### Exercise task
Find every line with the word "JSON". Copy those lines.

### Data for this exercise
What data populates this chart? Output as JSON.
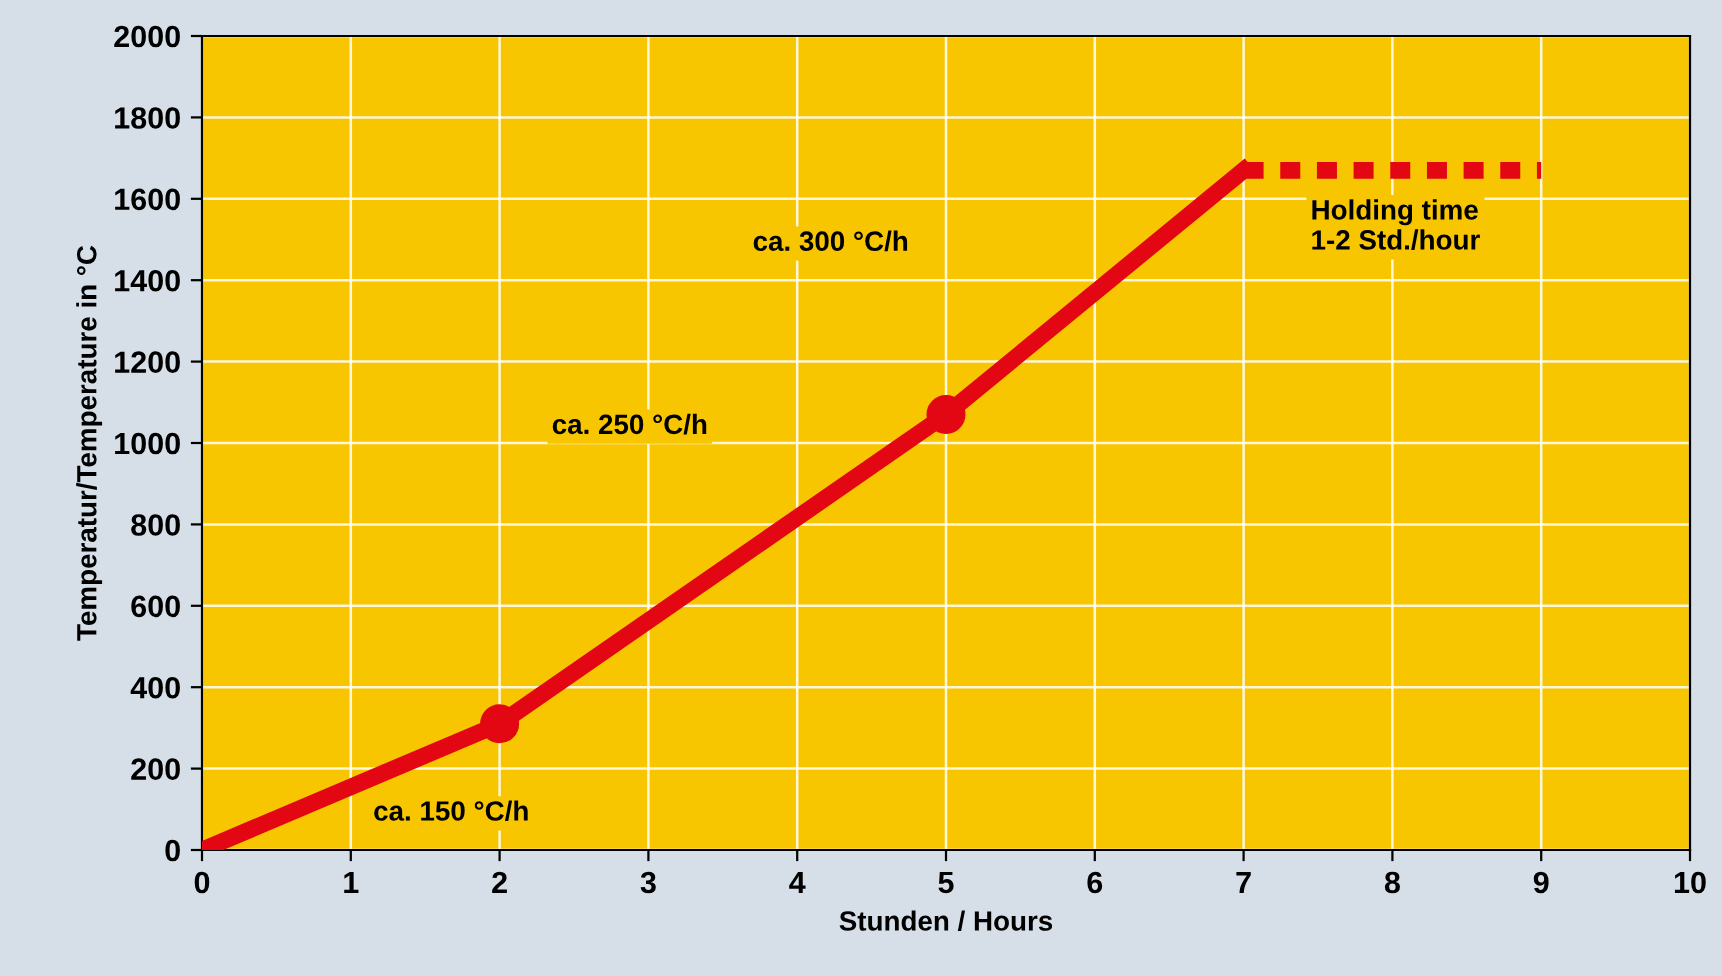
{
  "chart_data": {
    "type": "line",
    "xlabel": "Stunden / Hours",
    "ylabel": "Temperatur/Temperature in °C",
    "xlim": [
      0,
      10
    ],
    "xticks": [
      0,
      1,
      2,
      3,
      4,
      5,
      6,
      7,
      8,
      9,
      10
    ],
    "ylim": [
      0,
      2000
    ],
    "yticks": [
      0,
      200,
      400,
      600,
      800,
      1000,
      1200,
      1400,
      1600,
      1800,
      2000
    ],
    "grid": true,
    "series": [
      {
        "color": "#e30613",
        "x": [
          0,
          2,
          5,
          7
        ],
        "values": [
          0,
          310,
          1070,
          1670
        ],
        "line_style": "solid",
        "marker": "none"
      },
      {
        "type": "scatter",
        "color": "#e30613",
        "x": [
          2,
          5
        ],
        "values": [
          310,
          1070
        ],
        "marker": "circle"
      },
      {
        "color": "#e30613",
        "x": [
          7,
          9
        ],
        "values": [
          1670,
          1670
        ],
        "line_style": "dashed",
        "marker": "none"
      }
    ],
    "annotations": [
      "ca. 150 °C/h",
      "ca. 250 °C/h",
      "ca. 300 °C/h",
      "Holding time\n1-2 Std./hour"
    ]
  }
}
==
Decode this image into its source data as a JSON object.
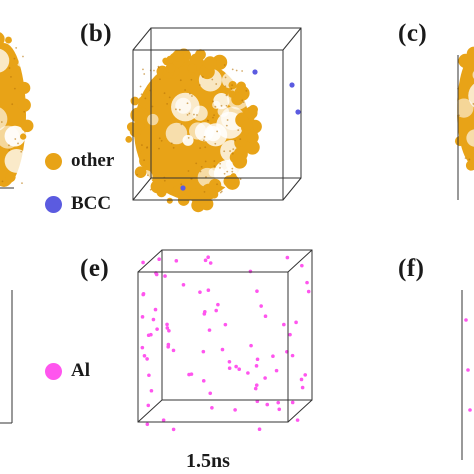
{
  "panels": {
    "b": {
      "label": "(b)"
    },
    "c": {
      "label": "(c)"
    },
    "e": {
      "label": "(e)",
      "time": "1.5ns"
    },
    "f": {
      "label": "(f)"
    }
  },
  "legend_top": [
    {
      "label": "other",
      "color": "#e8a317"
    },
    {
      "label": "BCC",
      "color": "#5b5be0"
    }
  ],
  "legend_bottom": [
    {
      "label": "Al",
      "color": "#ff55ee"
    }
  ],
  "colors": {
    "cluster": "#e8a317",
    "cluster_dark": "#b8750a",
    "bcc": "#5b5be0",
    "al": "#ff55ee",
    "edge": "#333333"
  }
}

### The answer
What data populates this chart? Output as JSON.
Decode this image into its source data as a JSON object.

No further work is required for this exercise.